- Metin bloğu:

9. Başvurucu ve ailesi söz konusu görüntülerin yayımlandığı internet sitelerine erişimin engellenmesi talebinde de bulunmuştur. İlgili Sulh Ceza Hâkimliği tarafından talep edenlerin kişilik haklarını ihlal eder nitelikte bulunduğundan söz konusu internet sitelerine erişim engellenmiştir. Bununla birlikte bahsi geçen görüntülerin arama motorlarında "İşkenceci annenin dehşeti saniye saniye kaydedildi" başlığıyla hâlâ yer aldığı gözlemlenmiştir.

10. Bakırköy Cumhuriyet Başsavcılığı, haber ajansı yetkilileri ve sorumlu müdürü hakkında ses ve görüntülerin kayda alınması ile özel hayata ilişkin görüntü ve sesleri ifşa etme suçlarından soruşturma başlatmıştır. Soruşturma sonucunda şüpheliler hakkında kovuşturmaya yer olmadığına dair karar verilmiştir. Anılan kararın gerekçesinde, şikâyete konu haberin internet sitesinden kaldırıldığı ve haberin adli haber niteliğinde, basın ve ifade özgürlüğü kapsamında değerlendirilmesi gerektiği belirtilmiştir.

11. Başvurucu ve ailesi kovuşturmaya yer olmadığına dair karara itiraz etmiştir. İtiraz dilekçesinde; Başsavcılıkça yapılan suç tasnifinin hatalı olduğu, başvuru konusu görüntülerde vücuduna sair cisim sokulmak suretiyle cinsel istismara uğrayan beş yaşındaki bir çocuğun, bu kısım dahi kesilmeksizin eziyete uğradığı anların bulunduğu, dolayısıyla suç tasnifinin ahlaka aykırı görüntülerin yayımlanması ve çoğaltılması yönünden ele alınarak yapılması gerektiği belirtilmiştir. Dilekçede ayrıca şüphelinin bu görüntüleri hukuka uygun olarak ele geçiremeyeceğini bilmesi gerektiği, nitekim görüntülerin çocuk istismarına ilişkin olduğu, bu görüntülerin yayımlanmasının haber değeri bulunduğundan bahisle basın özgürlüğü içinde görülmesinin mümkün olmadığı ve zaten mağdur olan bir çocuğun sorumsuz basın kuruluşları tarafından tekrar mağdur edildiği ifade edilmiştir.

- Yönerge 1: Aşağıdaki kayıtlarda "title" dizesini içeren satırları bulun ve her birini eksiksiz kopyalayın.

- Sağlanan malzeme:
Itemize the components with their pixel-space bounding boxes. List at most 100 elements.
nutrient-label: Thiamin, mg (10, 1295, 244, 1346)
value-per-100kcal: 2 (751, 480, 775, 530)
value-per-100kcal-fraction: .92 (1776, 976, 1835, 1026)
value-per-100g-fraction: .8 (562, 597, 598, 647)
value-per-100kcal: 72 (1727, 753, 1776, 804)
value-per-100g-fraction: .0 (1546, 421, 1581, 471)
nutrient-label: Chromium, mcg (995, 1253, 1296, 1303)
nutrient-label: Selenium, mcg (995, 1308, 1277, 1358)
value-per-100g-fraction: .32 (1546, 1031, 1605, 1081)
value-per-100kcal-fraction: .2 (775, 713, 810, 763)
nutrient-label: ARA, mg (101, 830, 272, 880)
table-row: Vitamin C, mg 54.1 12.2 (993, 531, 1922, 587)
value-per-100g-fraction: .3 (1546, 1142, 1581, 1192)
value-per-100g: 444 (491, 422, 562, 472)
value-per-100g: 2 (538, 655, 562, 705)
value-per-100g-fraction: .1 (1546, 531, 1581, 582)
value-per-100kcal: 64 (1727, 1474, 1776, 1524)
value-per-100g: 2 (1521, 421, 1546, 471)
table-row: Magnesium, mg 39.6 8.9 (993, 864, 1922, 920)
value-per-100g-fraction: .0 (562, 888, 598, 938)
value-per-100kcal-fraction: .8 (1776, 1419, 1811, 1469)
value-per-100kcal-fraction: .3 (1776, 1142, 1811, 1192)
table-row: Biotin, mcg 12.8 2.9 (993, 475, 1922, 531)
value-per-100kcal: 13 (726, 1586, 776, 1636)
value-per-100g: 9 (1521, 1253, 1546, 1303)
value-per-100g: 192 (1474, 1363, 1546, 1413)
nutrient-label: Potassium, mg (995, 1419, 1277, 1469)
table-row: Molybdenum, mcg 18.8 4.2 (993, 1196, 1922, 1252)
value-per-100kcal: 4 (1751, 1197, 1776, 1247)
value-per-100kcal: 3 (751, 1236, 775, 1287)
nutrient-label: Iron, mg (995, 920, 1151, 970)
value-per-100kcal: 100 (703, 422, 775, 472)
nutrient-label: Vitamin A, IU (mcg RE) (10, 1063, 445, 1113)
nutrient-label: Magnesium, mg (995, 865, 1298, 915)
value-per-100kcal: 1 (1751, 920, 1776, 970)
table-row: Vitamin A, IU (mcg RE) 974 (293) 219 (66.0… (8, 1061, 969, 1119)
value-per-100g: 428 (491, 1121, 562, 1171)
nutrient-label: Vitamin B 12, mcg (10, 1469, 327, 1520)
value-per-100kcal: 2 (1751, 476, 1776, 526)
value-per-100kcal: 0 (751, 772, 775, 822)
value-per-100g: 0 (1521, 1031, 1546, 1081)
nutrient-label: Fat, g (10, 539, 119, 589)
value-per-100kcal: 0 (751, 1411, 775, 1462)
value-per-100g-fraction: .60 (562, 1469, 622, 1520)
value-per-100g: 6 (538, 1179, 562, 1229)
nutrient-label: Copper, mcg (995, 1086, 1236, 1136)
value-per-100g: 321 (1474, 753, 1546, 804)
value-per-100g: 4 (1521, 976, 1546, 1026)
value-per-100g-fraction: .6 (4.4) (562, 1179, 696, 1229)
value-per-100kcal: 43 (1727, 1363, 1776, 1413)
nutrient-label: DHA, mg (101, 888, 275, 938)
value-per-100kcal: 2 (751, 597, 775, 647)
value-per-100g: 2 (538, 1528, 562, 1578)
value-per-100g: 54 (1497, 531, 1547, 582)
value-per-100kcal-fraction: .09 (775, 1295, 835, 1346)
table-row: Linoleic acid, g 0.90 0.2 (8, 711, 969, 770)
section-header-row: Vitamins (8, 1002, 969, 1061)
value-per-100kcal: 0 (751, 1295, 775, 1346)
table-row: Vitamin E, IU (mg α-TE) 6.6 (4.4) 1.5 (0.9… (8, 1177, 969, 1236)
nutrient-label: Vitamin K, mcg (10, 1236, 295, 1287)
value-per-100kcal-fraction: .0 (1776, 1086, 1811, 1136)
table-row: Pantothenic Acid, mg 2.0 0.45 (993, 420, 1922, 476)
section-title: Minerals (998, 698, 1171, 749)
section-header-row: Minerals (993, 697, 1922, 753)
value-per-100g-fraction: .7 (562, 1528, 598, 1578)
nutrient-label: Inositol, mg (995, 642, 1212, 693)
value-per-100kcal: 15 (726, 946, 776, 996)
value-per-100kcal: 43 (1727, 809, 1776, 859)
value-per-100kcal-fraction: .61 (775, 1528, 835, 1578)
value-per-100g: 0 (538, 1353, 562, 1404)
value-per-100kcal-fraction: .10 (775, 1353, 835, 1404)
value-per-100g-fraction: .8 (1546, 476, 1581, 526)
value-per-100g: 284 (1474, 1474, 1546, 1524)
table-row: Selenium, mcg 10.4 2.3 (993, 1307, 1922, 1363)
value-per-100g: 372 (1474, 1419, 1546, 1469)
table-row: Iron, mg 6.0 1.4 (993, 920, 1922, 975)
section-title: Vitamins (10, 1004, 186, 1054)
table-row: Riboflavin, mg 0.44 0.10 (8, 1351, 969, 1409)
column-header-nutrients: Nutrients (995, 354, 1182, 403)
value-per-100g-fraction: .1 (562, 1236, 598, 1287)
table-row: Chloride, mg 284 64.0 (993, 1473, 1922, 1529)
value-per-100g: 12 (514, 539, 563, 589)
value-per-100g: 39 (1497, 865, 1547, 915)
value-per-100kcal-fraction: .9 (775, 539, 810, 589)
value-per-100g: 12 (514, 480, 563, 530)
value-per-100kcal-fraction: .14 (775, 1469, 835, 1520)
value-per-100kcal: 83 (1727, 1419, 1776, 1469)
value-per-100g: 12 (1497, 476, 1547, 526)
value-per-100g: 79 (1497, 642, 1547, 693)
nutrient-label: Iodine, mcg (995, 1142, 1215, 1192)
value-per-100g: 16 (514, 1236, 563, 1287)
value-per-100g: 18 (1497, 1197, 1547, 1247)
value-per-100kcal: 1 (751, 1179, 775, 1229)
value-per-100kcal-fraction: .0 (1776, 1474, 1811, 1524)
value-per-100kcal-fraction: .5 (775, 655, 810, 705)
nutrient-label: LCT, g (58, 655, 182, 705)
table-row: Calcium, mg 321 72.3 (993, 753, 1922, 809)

- Yönerge 2: Metin bloğuna göre haber ajansı yetkilileri ve sorumlu müdürü hakkında soruşturmayı hangi makam başlatmıştır?

- Tam yanıt 1:
section-title: Minerals (998, 698, 1171, 749)
section-title: Vitamins (10, 1004, 186, 1054)

- Tam yanıt 2: Bakırköy Cumhuriyet Başsavcılığı.